**Work item**
Each line that includes "seines" must be copied from the records.

**Working data**
--- START ---

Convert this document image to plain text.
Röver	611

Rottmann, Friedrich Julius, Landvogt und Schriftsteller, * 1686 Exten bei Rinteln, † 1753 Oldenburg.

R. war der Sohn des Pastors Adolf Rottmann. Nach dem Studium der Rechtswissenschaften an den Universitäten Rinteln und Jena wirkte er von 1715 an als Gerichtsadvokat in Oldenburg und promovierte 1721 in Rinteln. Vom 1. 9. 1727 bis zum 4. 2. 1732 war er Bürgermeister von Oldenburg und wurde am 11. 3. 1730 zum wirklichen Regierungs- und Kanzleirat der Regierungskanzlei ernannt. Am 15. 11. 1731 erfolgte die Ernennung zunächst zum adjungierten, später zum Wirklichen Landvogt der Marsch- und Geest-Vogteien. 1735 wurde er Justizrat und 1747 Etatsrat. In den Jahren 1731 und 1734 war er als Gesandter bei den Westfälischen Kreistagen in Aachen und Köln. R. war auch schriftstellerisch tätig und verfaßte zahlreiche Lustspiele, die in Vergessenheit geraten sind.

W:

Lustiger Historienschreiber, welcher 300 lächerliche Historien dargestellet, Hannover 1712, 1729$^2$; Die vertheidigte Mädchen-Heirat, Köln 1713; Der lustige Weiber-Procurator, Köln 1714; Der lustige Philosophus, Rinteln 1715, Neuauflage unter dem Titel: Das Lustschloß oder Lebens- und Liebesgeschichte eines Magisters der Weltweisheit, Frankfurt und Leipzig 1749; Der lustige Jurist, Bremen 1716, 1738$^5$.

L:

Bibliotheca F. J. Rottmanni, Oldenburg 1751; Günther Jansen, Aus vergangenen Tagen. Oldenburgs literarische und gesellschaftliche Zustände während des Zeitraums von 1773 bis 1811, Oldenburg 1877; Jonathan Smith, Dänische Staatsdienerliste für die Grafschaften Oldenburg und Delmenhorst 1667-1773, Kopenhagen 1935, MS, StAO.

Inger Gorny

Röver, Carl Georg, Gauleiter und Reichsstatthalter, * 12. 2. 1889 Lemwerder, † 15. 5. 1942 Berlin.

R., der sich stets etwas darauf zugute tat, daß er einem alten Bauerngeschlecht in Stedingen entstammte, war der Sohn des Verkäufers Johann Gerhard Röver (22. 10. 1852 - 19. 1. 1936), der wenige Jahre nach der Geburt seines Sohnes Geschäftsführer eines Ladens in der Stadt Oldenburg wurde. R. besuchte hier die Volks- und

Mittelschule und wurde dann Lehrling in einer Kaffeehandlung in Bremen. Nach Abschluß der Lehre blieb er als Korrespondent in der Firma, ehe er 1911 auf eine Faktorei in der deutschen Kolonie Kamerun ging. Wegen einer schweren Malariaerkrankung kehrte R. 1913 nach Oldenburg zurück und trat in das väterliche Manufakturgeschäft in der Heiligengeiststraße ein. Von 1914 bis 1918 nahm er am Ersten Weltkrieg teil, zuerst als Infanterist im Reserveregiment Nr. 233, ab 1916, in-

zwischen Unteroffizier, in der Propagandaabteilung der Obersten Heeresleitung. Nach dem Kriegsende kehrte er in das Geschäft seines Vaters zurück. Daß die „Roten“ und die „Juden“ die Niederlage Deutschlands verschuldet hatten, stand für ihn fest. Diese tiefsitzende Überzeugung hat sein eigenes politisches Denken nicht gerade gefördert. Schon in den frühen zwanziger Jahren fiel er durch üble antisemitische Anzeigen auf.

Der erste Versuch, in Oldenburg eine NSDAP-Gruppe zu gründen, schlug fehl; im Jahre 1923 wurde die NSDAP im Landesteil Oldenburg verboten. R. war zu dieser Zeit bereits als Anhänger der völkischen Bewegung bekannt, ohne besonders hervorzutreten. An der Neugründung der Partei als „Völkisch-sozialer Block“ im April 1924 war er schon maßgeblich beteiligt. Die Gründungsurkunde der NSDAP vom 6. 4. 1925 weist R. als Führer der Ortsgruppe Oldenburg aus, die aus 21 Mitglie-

--- END ---

**Expected answer**
R., der sich stets etwas darauf zugute tat, daß er einem alten Bauerngeschlecht in Stedingen entstammte, war der Sohn des Verkäufers Johann Gerhard Röver (22. 10. 1852 - 19. 1. 1936), der wenige Jahre nach der Geburt seines Sohnes Geschäftsführer eines Ladens in der Stadt Oldenburg wurde. R. besuchte hier die Volks- und
zwischen Unteroffizier, in der Propagandaabteilung der Obersten Heeresleitung. Nach dem Kriegsende kehrte er in das Geschäft seines Vaters zurück. Daß die „Roten“ und die „Juden“ die Niederlage Deutschlands verschuldet hatten, stand für ihn fest. Diese tiefsitzende Überzeugung hat sein eigenes politisches Denken nicht gerade gefördert. Schon in den frühen zwanziger Jahren fiel er durch üble antisemitische Anzeigen auf.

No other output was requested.